Top of Records for this exercise
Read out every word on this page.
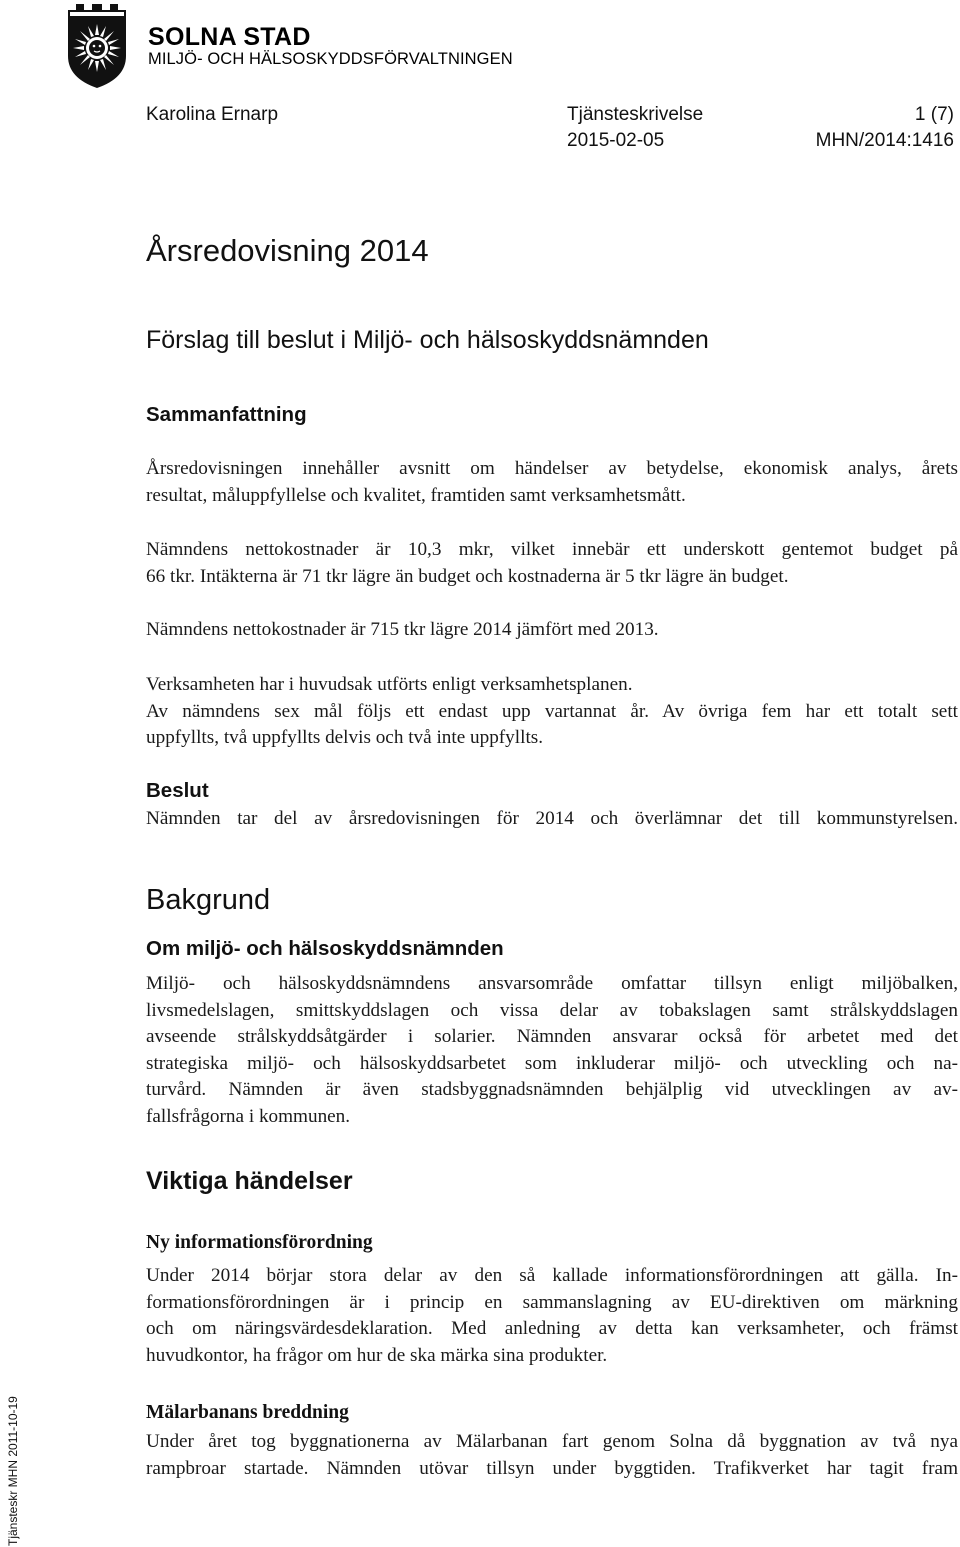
SOLNA STAD
MILJÖ- OCH HÄLSOSKYDDSFÖRVALTNINGEN
Karolina Ernarp	Tjänsteskrivelse	1 (7)
2015-02-05	MHN/2014:1416
Årsredovisning 2014
Förslag till beslut i Miljö- och hälsoskyddsnämnden
Sammanfattning
Årsredovisningen innehåller avsnitt om händelser av betydelse, ekonomisk analys, årets
resultat, måluppfyllelse och kvalitet, framtiden samt verksamhetsmått.
Nämndens nettokostnader är 10,3 mkr, vilket innebär ett underskott gentemot budget på
66 tkr. Intäkterna är 71 tkr lägre än budget och kostnaderna är 5 tkr lägre än budget.
Nämndens nettokostnader är 715 tkr lägre 2014 jämfört med 2013.
Verksamheten har i huvudsak utförts enligt verksamhetsplanen.
Av nämndens sex mål följs ett endast upp vartannat år. Av övriga fem har ett totalt sett
uppfyllts, två uppfyllts delvis och två inte uppfyllts.
Beslut
Nämnden tar del av årsredovisningen för 2014 och överlämnar det till kommunstyrelsen.
Bakgrund
Om miljö- och hälsoskyddsnämnden
Miljö- och hälsoskyddsnämndens ansvarsområde omfattar tillsyn enligt miljöbalken,
livsmedelslagen, smittskyddslagen och vissa delar av tobakslagen samt strålskyddslagen
avseende strålskyddsåtgärder i solarier. Nämnden ansvarar också för arbetet med det
strategiska miljö- och hälsoskyddsarbetet som inkluderar miljö- och utveckling och na-
turvård. Nämnden är även stadsbyggnadsnämnden behjälplig vid utvecklingen av av-
fallsfrågorna i kommunen.
Viktiga händelser
Ny informationsförordning
Under 2014 börjar stora delar av den så kallade informationsförordningen att gälla. In-
formationsförordningen är i princip en sammanslagning av EU-direktiven om märkning
och om näringsvärdesdeklaration. Med anledning av detta kan verksamheter, och främst
huvudkontor, ha frågor om hur de ska märka sina produkter.
Mälarbanans breddning
Under året tog byggnationerna av Mälarbanan fart genom Solna då byggnation av två nya
rampbroar startade. Nämnden utövar tillsyn under byggtiden. Trafikverket har tagit fram
Tjänsteskr MHN 2011-10-19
Bottom of Records for this exercise
Give the entries above again word for word, without the pictures.

Read out every word on this page.
SOLNA STAD
MILJÖ- OCH HÄLSOSKYDDSFÖRVALTNINGEN
Karolina Ernarp	Tjänsteskrivelse	1 (7)
2015-02-05	MHN/2014:1416
Årsredovisning 2014
Förslag till beslut i Miljö- och hälsoskyddsnämnden
Sammanfattning
Årsredovisningen innehåller avsnitt om händelser av betydelse, ekonomisk analys, årets
resultat, måluppfyllelse och kvalitet, framtiden samt verksamhetsmått.
Nämndens nettokostnader är 10,3 mkr, vilket innebär ett underskott gentemot budget på
66 tkr. Intäkterna är 71 tkr lägre än budget och kostnaderna är 5 tkr lägre än budget.
Nämndens nettokostnader är 715 tkr lägre 2014 jämfört med 2013.
Verksamheten har i huvudsak utförts enligt verksamhetsplanen.
Av nämndens sex mål följs ett endast upp vartannat år. Av övriga fem har ett totalt sett
uppfyllts, två uppfyllts delvis och två inte uppfyllts.
Beslut
Nämnden tar del av årsredovisningen för 2014 och överlämnar det till kommunstyrelsen.
Bakgrund
Om miljö- och hälsoskyddsnämnden
Miljö- och hälsoskyddsnämndens ansvarsområde omfattar tillsyn enligt miljöbalken,
livsmedelslagen, smittskyddslagen och vissa delar av tobakslagen samt strålskyddslagen
avseende strålskyddsåtgärder i solarier. Nämnden ansvarar också för arbetet med det
strategiska miljö- och hälsoskyddsarbetet som inkluderar miljö- och utveckling och na-
turvård. Nämnden är även stadsbyggnadsnämnden behjälplig vid utvecklingen av av-
fallsfrågorna i kommunen.
Viktiga händelser
Ny informationsförordning
Under 2014 börjar stora delar av den så kallade informationsförordningen att gälla. In-
formationsförordningen är i princip en sammanslagning av EU-direktiven om märkning
och om näringsvärdesdeklaration. Med anledning av detta kan verksamheter, och främst
huvudkontor, ha frågor om hur de ska märka sina produkter.
Mälarbanans breddning
Under året tog byggnationerna av Mälarbanan fart genom Solna då byggnation av två nya
rampbroar startade. Nämnden utövar tillsyn under byggtiden. Trafikverket har tagit fram
Tjänsteskr MHN 2011-10-19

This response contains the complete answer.